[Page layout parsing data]
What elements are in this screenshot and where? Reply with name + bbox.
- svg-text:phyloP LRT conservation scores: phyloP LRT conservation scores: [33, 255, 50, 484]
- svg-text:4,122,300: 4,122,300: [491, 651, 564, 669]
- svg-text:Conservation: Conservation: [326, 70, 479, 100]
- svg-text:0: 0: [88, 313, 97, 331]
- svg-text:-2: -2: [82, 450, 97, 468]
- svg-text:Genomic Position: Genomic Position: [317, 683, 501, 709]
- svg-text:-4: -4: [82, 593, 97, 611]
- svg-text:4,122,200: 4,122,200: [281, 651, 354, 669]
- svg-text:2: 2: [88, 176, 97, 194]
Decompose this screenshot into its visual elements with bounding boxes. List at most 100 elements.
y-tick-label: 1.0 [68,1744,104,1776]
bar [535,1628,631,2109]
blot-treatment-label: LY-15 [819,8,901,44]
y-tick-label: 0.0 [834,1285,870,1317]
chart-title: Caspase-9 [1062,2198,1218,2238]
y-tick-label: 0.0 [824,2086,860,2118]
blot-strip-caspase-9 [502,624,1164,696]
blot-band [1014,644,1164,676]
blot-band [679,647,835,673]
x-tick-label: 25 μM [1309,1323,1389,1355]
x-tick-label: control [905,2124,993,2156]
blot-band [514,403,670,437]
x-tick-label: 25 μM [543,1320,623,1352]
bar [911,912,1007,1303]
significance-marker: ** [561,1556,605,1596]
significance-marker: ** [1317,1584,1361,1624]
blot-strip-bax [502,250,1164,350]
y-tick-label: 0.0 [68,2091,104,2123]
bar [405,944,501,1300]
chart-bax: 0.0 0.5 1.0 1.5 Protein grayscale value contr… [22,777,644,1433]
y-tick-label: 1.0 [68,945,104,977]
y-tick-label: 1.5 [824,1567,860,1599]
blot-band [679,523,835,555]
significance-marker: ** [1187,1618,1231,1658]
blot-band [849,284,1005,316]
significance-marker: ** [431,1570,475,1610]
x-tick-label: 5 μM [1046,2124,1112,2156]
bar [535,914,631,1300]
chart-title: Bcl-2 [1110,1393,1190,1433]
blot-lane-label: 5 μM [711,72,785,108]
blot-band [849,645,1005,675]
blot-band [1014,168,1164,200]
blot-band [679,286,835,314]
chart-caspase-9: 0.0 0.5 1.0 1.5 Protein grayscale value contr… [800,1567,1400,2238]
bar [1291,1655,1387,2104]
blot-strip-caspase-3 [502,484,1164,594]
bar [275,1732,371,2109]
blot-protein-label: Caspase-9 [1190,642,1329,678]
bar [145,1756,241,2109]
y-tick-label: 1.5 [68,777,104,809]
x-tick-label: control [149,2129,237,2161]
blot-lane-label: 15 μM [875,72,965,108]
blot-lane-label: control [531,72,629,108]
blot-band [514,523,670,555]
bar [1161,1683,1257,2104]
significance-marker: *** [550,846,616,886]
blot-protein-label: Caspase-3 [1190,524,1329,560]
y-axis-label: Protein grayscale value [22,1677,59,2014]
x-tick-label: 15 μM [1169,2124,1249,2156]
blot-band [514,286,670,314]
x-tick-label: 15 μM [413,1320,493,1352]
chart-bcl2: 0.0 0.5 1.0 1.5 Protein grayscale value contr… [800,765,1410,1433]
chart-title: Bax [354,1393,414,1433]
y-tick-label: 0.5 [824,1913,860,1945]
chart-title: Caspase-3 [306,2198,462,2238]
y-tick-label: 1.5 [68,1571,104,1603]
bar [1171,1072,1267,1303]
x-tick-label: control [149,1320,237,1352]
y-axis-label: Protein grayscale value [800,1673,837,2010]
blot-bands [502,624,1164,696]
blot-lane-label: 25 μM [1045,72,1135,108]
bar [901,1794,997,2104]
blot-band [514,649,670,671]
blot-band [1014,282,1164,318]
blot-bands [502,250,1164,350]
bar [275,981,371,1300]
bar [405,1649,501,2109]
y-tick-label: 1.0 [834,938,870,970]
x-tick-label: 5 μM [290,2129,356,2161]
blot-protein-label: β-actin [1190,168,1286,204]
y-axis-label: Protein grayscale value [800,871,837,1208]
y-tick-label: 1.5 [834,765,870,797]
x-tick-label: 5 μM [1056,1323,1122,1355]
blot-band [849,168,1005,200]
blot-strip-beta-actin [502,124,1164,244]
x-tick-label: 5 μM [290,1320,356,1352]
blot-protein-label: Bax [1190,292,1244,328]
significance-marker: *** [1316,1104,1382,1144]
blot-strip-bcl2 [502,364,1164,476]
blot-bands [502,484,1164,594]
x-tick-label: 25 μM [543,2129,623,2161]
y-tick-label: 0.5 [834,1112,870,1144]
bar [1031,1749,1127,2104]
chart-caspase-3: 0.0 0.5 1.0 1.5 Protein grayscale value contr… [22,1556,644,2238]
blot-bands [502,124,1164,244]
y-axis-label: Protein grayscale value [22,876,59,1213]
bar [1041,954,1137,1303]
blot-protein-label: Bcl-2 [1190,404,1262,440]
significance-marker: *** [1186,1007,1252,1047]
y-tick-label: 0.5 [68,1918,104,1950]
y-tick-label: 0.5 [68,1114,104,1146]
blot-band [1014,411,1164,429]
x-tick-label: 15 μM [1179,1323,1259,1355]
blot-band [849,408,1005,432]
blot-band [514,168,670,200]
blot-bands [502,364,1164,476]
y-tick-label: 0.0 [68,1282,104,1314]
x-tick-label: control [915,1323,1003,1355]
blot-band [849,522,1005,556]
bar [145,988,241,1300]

▶ _TASK DIRECTIONS_: Working through the entries above, copy every line in which "strip" is found.

▶ _RESULT FOR THIS TASK_:
blot-strip-caspase-9 [502,624,1164,696]
blot-strip-bax [502,250,1164,350]
blot-strip-caspase-3 [502,484,1164,594]
blot-strip-beta-actin [502,124,1164,244]
blot-strip-bcl2 [502,364,1164,476]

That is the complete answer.